Work to complete ::
Output all entries verbatim. Skip pictures.

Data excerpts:
※

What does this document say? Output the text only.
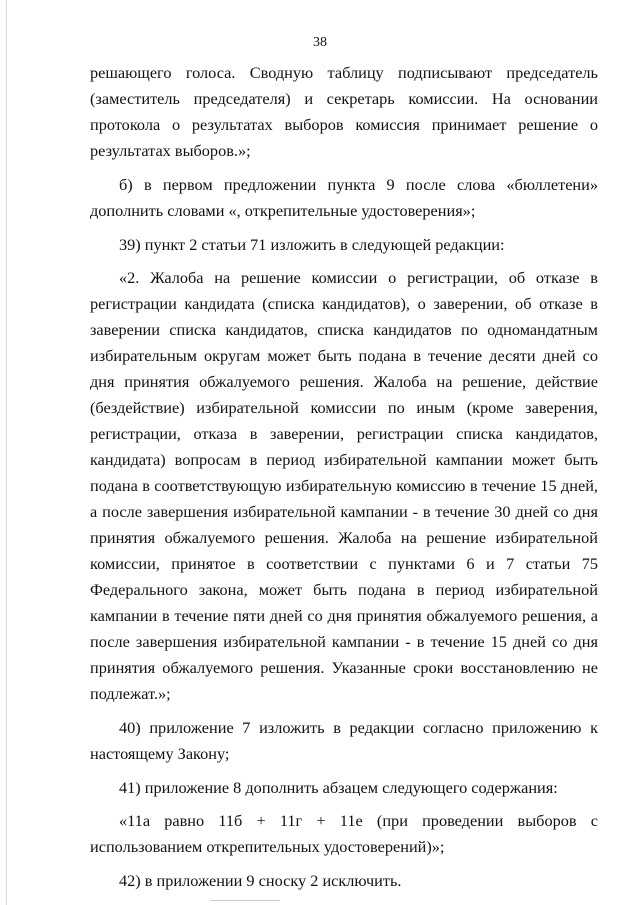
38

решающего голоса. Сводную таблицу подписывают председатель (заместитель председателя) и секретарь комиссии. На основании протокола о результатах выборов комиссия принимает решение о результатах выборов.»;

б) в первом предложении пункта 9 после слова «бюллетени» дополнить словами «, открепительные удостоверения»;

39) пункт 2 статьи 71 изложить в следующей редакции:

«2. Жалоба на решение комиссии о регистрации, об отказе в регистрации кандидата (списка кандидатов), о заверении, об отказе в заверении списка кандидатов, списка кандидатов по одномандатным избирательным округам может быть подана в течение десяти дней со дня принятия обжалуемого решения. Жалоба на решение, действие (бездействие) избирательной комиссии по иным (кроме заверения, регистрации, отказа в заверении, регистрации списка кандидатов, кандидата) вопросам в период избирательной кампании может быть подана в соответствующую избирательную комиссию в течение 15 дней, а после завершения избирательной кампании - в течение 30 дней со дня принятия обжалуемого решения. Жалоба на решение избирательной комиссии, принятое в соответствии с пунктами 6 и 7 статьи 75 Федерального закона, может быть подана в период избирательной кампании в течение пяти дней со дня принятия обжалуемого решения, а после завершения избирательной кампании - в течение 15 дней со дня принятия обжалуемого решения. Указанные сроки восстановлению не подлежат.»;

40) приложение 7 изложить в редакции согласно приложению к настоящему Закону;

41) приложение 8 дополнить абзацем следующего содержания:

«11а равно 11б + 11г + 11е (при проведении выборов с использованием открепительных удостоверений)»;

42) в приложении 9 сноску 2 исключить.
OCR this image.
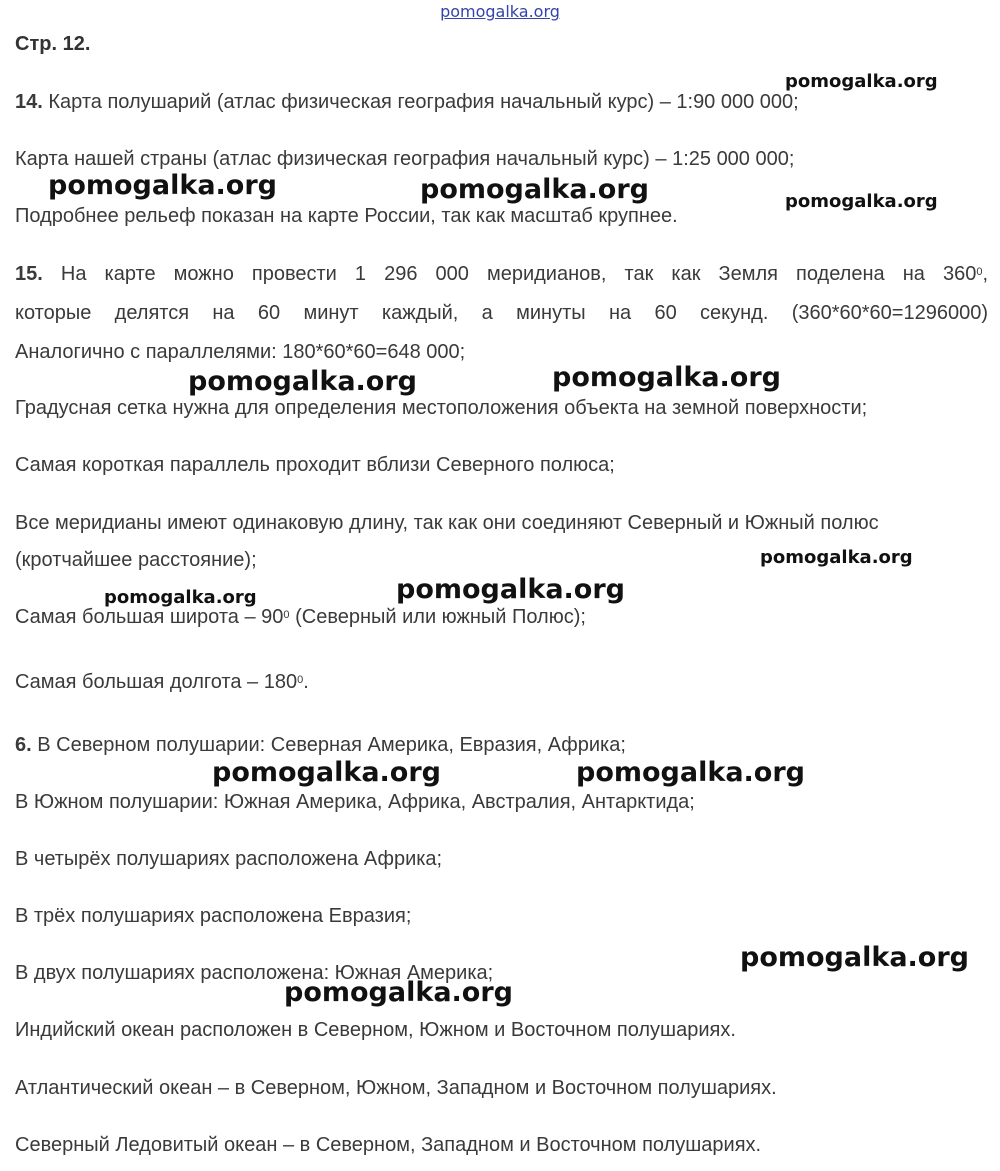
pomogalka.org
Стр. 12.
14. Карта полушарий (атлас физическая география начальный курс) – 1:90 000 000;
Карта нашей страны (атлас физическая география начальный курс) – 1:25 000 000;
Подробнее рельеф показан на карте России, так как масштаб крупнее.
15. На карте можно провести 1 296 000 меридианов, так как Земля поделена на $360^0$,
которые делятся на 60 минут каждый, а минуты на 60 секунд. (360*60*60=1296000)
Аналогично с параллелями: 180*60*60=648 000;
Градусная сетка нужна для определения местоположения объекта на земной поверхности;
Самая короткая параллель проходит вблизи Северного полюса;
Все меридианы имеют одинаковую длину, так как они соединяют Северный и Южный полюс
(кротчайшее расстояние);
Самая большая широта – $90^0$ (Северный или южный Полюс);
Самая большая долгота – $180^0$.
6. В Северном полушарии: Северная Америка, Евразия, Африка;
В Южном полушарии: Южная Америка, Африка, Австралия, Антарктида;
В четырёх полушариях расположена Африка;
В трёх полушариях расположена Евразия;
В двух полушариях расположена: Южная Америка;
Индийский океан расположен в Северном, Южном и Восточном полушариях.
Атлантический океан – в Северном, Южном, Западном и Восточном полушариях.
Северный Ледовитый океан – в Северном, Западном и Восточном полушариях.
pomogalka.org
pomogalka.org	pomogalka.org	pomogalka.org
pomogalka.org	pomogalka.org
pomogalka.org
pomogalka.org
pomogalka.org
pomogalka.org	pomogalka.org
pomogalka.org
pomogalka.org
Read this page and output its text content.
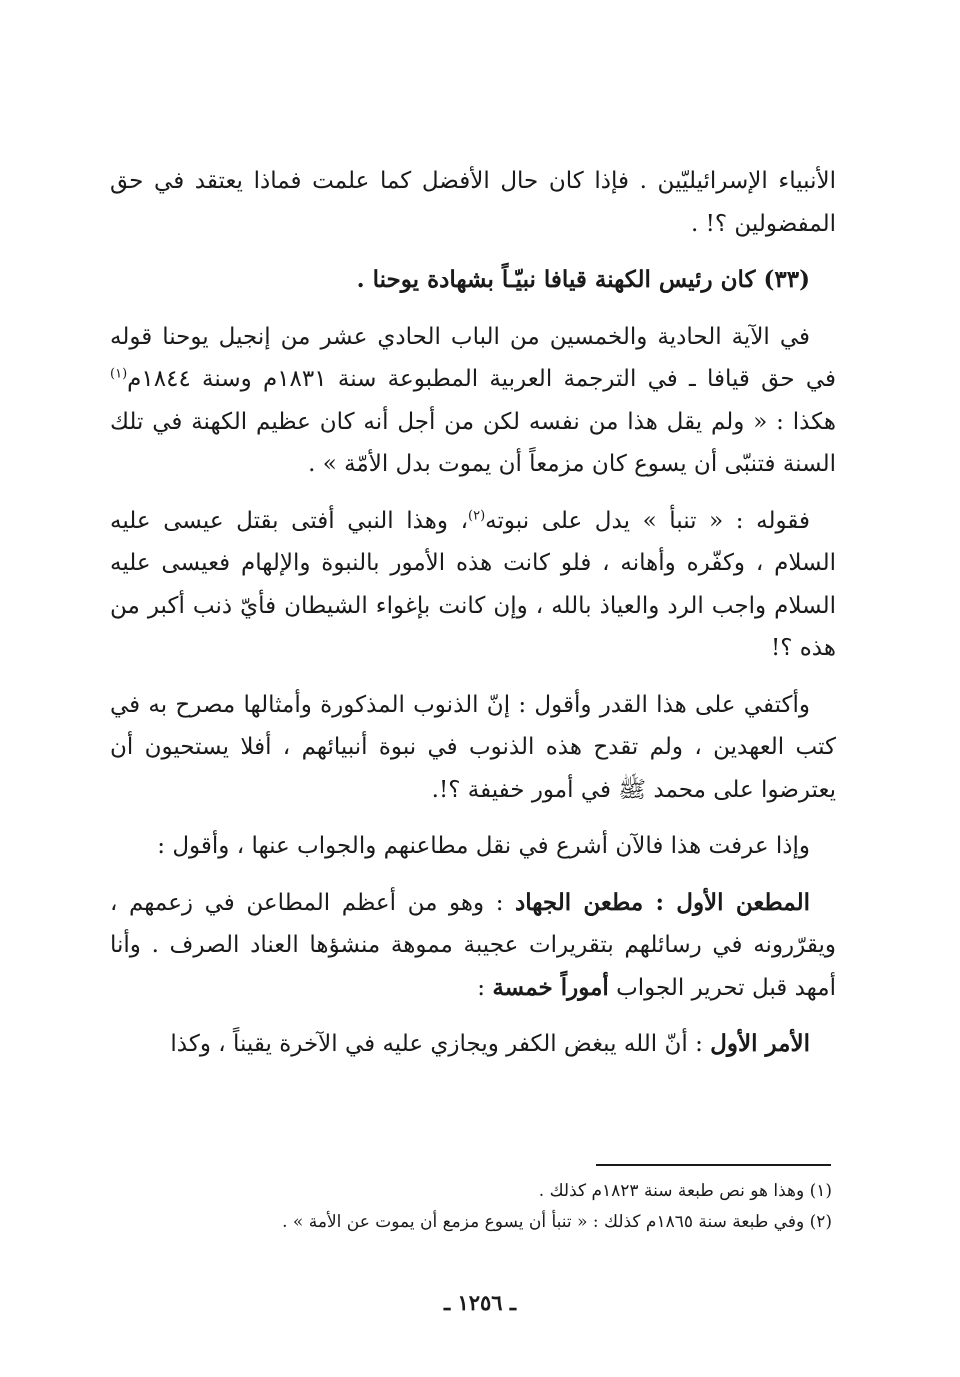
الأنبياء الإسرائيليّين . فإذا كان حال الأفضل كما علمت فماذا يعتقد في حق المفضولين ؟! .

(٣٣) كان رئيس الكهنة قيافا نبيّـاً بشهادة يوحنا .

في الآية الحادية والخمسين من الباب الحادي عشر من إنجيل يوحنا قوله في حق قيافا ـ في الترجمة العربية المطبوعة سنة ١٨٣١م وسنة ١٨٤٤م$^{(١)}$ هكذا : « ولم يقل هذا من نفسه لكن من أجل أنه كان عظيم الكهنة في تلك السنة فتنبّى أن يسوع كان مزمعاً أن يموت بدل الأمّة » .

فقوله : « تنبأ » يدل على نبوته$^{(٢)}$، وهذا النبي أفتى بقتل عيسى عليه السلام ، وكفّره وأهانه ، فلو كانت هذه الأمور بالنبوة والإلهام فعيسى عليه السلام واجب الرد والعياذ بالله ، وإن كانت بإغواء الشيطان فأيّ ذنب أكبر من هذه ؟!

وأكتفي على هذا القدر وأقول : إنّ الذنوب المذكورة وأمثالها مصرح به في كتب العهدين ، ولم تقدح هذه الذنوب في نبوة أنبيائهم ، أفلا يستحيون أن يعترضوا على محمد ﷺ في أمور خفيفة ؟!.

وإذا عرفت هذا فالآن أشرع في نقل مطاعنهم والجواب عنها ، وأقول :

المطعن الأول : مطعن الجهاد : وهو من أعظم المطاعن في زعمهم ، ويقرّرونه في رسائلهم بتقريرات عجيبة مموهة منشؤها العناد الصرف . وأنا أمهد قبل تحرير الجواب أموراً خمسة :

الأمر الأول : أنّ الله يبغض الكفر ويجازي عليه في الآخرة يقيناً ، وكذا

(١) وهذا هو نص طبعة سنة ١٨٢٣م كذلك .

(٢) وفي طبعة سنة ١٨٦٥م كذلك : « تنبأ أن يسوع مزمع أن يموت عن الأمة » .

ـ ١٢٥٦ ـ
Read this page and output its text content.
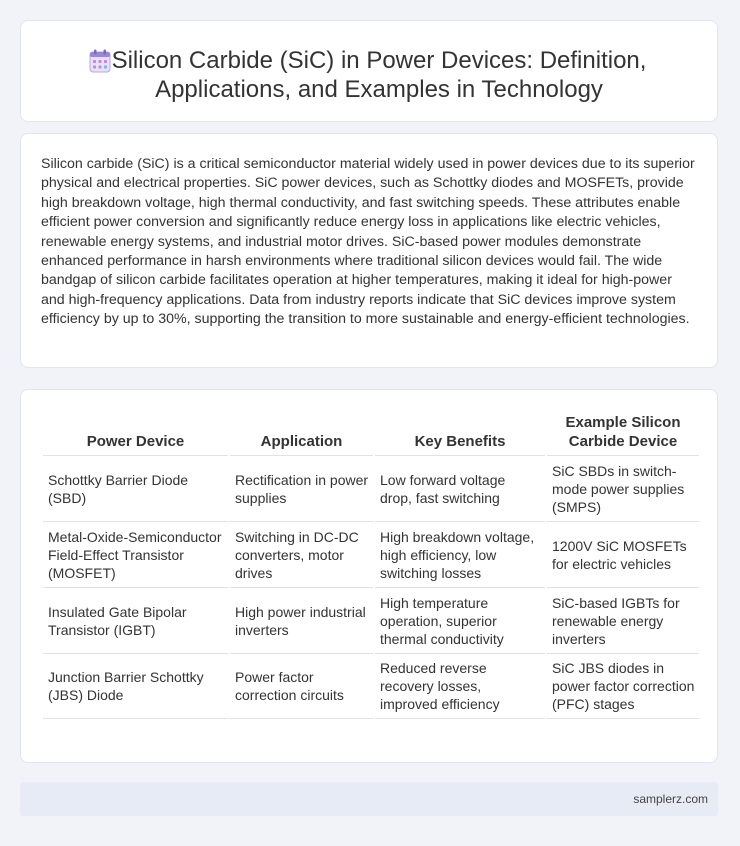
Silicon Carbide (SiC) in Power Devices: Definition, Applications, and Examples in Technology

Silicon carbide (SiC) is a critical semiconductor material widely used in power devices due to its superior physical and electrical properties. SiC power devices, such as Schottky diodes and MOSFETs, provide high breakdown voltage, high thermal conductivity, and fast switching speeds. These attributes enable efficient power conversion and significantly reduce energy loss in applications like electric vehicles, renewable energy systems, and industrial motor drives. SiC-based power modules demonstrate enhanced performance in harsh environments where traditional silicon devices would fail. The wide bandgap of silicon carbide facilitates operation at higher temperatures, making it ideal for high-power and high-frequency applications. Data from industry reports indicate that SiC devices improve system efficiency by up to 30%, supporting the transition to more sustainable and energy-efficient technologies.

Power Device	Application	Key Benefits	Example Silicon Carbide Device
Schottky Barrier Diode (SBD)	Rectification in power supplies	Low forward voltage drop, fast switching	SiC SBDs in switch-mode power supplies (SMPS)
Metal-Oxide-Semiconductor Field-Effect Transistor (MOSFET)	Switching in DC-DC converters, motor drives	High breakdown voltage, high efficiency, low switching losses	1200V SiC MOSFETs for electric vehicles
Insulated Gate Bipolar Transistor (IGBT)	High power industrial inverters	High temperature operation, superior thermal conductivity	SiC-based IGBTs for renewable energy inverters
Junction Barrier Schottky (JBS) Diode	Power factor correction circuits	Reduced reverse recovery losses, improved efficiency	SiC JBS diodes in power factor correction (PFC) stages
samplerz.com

※

Answer to this exercise ::
What does this document say? Output the text only.
38

решающего голоса. Сводную таблицу подписывают председатель (заместитель председателя) и секретарь комиссии. На основании протокола о результатах выборов комиссия принимает решение о результатах выборов.»;

б) в первом предложении пункта 9 после слова «бюллетени» дополнить словами «, открепительные удостоверения»;

39) пункт 2 статьи 71 изложить в следующей редакции:

«2. Жалоба на решение комиссии о регистрации, об отказе в регистрации кандидата (списка кандидатов), о заверении, об отказе в заверении списка кандидатов, списка кандидатов по одномандатным избирательным округам может быть подана в течение десяти дней со дня принятия обжалуемого решения. Жалоба на решение, действие (бездействие) избирательной комиссии по иным (кроме заверения, регистрации, отказа в заверении, регистрации списка кандидатов, кандидата) вопросам в период избирательной кампании может быть подана в соответствующую избирательную комиссию в течение 15 дней, а после завершения избирательной кампании - в течение 30 дней со дня принятия обжалуемого решения. Жалоба на решение избирательной комиссии, принятое в соответствии с пунктами 6 и 7 статьи 75 Федерального закона, может быть подана в период избирательной кампании в течение пяти дней со дня принятия обжалуемого решения, а после завершения избирательной кампании - в течение 15 дней со дня принятия обжалуемого решения. Указанные сроки восстановлению не подлежат.»;

40) приложение 7 изложить в редакции согласно приложению к настоящему Закону;

41) приложение 8 дополнить абзацем следующего содержания:

«11а равно 11б + 11г + 11е (при проведении выборов с использованием открепительных удостоверений)»;

42) в приложении 9 сноску 2 исключить.
OCR this image.
pomogalka.org
Стр. 12.
14. Карта полушарий (атлас физическая география начальный курс) – 1:90 000 000;
Карта нашей страны (атлас физическая география начальный курс) – 1:25 000 000;
Подробнее рельеф показан на карте России, так как масштаб крупнее.
15. На карте можно провести 1 296 000 меридианов, так как Земля поделена на $360^0$,
которые делятся на 60 минут каждый, а минуты на 60 секунд. (360*60*60=1296000)
Аналогично с параллелями: 180*60*60=648 000;
Градусная сетка нужна для определения местоположения объекта на земной поверхности;
Самая короткая параллель проходит вблизи Северного полюса;
Все меридианы имеют одинаковую длину, так как они соединяют Северный и Южный полюс
(кротчайшее расстояние);
Самая большая широта – $90^0$ (Северный или южный Полюс);
Самая большая долгота – $180^0$.
6. В Северном полушарии: Северная Америка, Евразия, Африка;
В Южном полушарии: Южная Америка, Африка, Австралия, Антарктида;
В четырёх полушариях расположена Африка;
В трёх полушариях расположена Евразия;
В двух полушариях расположена: Южная Америка;
Индийский океан расположен в Северном, Южном и Восточном полушариях.
Атлантический океан – в Северном, Южном, Западном и Восточном полушариях.
Северный Ледовитый океан – в Северном, Западном и Восточном полушариях.
pomogalka.org
pomogalka.org	pomogalka.org	pomogalka.org
pomogalka.org	pomogalka.org
pomogalka.org
pomogalka.org
pomogalka.org
pomogalka.org	pomogalka.org
pomogalka.org
pomogalka.org
Read this page and output its text content.
الأنبياء الإسرائيليّين . فإذا كان حال الأفضل كما علمت فماذا يعتقد في حق المفضولين ؟! .

(٣٣) كان رئيس الكهنة قيافا نبيّـاً بشهادة يوحنا .

في الآية الحادية والخمسين من الباب الحادي عشر من إنجيل يوحنا قوله في حق قيافا ـ في الترجمة العربية المطبوعة سنة ١٨٣١م وسنة ١٨٤٤م$^{(١)}$ هكذا : « ولم يقل هذا من نفسه لكن من أجل أنه كان عظيم الكهنة في تلك السنة فتنبّى أن يسوع كان مزمعاً أن يموت بدل الأمّة » .

فقوله : « تنبأ » يدل على نبوته$^{(٢)}$، وهذا النبي أفتى بقتل عيسى عليه السلام ، وكفّره وأهانه ، فلو كانت هذه الأمور بالنبوة والإلهام فعيسى عليه السلام واجب الرد والعياذ بالله ، وإن كانت بإغواء الشيطان فأيّ ذنب أكبر من هذه ؟!

وأكتفي على هذا القدر وأقول : إنّ الذنوب المذكورة وأمثالها مصرح به في كتب العهدين ، ولم تقدح هذه الذنوب في نبوة أنبيائهم ، أفلا يستحيون أن يعترضوا على محمد ﷺ في أمور خفيفة ؟!.

وإذا عرفت هذا فالآن أشرع في نقل مطاعنهم والجواب عنها ، وأقول :

المطعن الأول : مطعن الجهاد : وهو من أعظم المطاعن في زعمهم ، ويقرّرونه في رسائلهم بتقريرات عجيبة مموهة منشؤها العناد الصرف . وأنا أمهد قبل تحرير الجواب أموراً خمسة :

الأمر الأول : أنّ الله يبغض الكفر ويجازي عليه في الآخرة يقيناً ، وكذا

(١) وهذا هو نص طبعة سنة ١٨٢٣م كذلك .

(٢) وفي طبعة سنة ١٨٦٥م كذلك : « تنبأ أن يسوع مزمع أن يموت عن الأمة » .

ـ ١٢٥٦ ـ
Read this page and output its text content.
Silicon Carbide (SiC) in Power Devices: Definition, Applications, and Examples in Technology

Silicon carbide (SiC) is a critical semiconductor material widely used in power devices due to its superior physical and electrical properties. SiC power devices, such as Schottky diodes and MOSFETs, provide high breakdown voltage, high thermal conductivity, and fast switching speeds. These attributes enable efficient power conversion and significantly reduce energy loss in applications like electric vehicles, renewable energy systems, and industrial motor drives. SiC-based power modules demonstrate enhanced performance in harsh environments where traditional silicon devices would fail. The wide bandgap of silicon carbide facilitates operation at higher temperatures, making it ideal for high-power and high-frequency applications. Data from industry reports indicate that SiC devices improve system efficiency by up to 30%, supporting the transition to more sustainable and energy-efficient technologies.

Power Device	Application	Key Benefits	Example Silicon Carbide Device
Schottky Barrier Diode (SBD)	Rectification in power supplies	Low forward voltage drop, fast switching	SiC SBDs in switch-mode power supplies (SMPS)
Metal-Oxide-Semiconductor Field-Effect Transistor (MOSFET)	Switching in DC-DC converters, motor drives	High breakdown voltage, high efficiency, low switching losses	1200V SiC MOSFETs for electric vehicles
Insulated Gate Bipolar Transistor (IGBT)	High power industrial inverters	High temperature operation, superior thermal conductivity	SiC-based IGBTs for renewable energy inverters
Junction Barrier Schottky (JBS) Diode	Power factor correction circuits	Reduced reverse recovery losses, improved efficiency	SiC JBS diodes in power factor correction (PFC) stages
samplerz.com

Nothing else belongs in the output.